* [Records]
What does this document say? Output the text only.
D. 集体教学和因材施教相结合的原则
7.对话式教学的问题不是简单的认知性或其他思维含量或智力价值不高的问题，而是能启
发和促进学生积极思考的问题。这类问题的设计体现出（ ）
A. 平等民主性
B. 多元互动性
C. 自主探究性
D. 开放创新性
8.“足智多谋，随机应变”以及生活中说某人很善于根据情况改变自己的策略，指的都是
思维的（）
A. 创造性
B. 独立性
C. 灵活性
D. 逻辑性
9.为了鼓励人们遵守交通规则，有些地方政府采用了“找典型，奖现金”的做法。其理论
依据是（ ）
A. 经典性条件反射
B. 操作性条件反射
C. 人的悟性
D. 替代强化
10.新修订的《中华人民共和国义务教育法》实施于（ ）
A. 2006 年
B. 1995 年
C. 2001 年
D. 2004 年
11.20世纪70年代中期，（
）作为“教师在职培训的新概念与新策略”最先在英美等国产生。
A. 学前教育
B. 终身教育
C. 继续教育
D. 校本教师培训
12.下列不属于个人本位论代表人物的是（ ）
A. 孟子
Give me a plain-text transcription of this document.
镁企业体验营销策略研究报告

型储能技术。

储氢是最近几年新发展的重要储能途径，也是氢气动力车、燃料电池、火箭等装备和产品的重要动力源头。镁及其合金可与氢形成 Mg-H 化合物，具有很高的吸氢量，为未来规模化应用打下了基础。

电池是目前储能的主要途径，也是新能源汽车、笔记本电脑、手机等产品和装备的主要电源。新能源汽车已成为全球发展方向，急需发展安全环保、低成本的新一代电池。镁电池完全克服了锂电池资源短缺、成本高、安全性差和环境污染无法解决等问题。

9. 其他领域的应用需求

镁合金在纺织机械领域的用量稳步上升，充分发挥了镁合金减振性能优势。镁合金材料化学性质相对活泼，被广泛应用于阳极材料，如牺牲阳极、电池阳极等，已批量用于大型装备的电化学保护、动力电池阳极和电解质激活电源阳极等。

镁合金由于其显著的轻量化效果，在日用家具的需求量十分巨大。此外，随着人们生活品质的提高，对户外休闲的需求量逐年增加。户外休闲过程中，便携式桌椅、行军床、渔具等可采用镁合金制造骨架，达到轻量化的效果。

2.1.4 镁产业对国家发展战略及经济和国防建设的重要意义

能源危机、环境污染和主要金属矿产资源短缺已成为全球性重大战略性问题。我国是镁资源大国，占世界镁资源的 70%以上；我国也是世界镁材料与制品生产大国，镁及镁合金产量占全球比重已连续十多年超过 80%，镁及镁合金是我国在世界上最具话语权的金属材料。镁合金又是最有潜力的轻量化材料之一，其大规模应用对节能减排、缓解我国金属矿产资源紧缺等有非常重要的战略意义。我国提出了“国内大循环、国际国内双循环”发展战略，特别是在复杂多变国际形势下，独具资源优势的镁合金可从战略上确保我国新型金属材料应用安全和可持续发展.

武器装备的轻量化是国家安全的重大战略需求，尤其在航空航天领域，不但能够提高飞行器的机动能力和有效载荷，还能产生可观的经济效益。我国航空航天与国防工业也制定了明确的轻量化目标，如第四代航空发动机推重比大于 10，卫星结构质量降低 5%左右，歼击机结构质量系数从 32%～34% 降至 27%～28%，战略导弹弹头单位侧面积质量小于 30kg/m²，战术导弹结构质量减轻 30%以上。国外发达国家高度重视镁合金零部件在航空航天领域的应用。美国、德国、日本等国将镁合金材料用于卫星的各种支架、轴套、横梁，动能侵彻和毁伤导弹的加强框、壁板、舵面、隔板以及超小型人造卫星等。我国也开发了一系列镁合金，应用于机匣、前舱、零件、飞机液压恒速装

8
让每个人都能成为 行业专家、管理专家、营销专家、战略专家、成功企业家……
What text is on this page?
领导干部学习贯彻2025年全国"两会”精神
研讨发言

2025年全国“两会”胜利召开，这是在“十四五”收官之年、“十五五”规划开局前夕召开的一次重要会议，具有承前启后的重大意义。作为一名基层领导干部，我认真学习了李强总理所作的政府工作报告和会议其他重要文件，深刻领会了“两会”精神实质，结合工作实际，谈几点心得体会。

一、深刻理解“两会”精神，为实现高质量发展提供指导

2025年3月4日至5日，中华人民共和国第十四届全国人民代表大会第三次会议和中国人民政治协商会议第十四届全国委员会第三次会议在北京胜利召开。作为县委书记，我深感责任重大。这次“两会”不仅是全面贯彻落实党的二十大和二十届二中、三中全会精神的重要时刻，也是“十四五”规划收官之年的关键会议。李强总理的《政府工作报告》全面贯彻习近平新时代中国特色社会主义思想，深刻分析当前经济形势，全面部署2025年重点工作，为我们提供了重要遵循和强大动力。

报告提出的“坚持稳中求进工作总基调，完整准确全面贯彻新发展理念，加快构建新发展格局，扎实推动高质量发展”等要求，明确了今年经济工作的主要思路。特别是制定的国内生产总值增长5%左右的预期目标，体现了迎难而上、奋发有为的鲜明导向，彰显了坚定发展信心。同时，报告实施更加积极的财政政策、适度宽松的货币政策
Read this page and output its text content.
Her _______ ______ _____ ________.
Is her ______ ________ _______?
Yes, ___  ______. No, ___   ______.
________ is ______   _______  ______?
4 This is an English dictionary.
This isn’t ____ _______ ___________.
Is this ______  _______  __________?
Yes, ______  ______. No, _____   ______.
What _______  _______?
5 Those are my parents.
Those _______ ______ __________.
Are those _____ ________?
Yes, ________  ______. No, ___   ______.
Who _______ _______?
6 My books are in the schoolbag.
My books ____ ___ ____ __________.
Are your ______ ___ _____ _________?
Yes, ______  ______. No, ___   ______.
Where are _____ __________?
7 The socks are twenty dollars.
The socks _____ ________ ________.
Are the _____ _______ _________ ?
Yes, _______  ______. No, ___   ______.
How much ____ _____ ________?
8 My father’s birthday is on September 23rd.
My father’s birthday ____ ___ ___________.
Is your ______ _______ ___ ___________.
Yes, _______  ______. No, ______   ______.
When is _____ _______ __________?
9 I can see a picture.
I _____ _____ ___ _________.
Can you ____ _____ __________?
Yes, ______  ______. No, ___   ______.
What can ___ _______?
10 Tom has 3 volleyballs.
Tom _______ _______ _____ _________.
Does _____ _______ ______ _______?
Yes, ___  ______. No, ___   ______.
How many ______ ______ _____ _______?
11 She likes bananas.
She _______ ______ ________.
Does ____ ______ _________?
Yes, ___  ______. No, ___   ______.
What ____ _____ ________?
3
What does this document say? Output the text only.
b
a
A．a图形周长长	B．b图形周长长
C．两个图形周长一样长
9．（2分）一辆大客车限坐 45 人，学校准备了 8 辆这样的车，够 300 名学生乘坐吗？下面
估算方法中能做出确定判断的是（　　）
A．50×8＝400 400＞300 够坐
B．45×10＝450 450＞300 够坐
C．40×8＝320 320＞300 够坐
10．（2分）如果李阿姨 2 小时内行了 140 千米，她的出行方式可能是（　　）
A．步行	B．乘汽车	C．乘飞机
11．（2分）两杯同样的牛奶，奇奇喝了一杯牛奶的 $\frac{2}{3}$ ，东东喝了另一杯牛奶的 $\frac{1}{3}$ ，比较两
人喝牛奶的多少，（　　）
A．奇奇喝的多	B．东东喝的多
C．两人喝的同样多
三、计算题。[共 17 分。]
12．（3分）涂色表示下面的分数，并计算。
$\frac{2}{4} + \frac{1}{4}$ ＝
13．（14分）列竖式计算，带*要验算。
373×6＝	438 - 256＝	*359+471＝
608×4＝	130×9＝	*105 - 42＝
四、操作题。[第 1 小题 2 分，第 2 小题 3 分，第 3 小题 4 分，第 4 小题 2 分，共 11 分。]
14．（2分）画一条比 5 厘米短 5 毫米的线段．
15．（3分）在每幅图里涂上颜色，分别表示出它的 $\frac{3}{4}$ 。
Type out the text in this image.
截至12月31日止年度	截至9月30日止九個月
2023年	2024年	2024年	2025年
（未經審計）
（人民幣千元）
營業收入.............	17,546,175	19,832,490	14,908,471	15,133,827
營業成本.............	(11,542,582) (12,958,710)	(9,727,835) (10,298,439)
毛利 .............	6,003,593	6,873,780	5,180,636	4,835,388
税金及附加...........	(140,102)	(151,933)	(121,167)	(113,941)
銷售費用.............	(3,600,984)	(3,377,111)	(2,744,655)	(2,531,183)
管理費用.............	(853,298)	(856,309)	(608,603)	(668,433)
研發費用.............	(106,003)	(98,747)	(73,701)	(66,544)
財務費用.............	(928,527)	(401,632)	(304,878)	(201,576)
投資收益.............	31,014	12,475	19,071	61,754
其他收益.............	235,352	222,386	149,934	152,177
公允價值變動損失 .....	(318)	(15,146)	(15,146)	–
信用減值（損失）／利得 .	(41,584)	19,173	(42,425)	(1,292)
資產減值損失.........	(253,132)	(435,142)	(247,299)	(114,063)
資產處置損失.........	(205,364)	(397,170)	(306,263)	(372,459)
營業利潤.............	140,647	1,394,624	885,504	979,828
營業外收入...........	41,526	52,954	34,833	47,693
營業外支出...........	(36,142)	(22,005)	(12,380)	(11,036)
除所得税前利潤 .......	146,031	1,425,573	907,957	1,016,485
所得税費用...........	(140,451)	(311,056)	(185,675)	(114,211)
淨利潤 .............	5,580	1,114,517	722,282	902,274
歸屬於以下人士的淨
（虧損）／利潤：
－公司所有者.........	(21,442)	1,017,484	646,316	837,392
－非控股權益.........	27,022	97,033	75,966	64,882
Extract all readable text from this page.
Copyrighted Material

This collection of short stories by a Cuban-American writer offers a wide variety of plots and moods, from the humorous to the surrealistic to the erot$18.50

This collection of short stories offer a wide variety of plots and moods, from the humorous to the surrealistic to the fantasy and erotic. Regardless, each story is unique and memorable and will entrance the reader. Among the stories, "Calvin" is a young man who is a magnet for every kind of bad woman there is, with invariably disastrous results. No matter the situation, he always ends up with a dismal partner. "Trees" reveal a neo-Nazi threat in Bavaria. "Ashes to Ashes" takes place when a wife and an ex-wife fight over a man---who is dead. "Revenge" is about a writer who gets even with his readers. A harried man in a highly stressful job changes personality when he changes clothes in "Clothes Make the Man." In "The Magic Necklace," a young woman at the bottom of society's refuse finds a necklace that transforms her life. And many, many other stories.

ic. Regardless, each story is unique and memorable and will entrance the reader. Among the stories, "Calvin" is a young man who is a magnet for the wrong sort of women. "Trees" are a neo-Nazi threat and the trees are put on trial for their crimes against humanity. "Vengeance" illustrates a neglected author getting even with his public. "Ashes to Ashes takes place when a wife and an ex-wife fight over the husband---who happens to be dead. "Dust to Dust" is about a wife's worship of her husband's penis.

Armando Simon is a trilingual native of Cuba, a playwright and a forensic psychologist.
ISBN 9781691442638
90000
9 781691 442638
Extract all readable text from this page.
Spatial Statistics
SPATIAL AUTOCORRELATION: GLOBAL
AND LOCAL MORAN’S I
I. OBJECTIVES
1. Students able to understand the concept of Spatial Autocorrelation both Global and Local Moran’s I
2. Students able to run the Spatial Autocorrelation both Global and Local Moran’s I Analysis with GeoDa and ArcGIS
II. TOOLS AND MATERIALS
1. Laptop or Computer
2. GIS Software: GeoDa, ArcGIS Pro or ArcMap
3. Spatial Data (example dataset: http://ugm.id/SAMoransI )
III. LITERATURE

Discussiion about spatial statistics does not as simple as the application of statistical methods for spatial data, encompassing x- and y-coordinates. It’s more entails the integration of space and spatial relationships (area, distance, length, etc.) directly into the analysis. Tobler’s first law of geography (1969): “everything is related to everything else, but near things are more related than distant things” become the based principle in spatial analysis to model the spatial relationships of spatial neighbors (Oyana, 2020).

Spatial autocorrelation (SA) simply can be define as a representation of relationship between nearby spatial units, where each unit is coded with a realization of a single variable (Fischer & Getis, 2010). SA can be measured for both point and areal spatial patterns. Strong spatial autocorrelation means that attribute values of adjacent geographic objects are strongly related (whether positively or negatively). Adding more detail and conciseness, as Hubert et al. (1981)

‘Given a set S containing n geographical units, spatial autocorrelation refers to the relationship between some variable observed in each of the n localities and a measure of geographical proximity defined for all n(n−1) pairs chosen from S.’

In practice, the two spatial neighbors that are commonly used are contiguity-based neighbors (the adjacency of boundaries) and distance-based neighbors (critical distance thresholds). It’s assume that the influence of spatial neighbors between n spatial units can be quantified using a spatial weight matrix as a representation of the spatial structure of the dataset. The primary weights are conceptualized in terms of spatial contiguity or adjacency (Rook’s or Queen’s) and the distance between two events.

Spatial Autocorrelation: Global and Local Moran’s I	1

* [What you have to do] Every line in the data that holds "fight" should be copied out.

* [Full answer]
This collection of short stories offer a wide variety of plots and moods, from the humorous to the surrealistic to the fantasy and erotic. Regardless, each story is unique and memorable and will entrance the reader. Among the stories, "Calvin" is a young man who is a magnet for every kind of bad woman there is, with invariably disastrous results. No matter the situation, he always ends up with a dismal partner. "Trees" reveal a neo-Nazi threat in Bavaria. "Ashes to Ashes" takes place when a wife and an ex-wife fight over a man---who is dead. "Revenge" is about a writer who gets even with his readers. A harried man in a highly stressful job changes personality when he changes clothes in "Clothes Make the Man." In "The Magic Necklace," a young woman at the bottom of society's refuse finds a necklace that transforms her life. And many, many other stories.
ic. Regardless, each story is unique and memorable and will entrance the reader. Among the stories, "Calvin" is a young man who is a magnet for the wrong sort of women. "Trees" are a neo-Nazi threat and the trees are put on trial for their crimes against humanity. "Vengeance" illustrates a neglected author getting even with his public. "Ashes to Ashes takes place when a wife and an ex-wife fight over the husband---who happens to be dead. "Dust to Dust" is about a wife's worship of her husband's penis.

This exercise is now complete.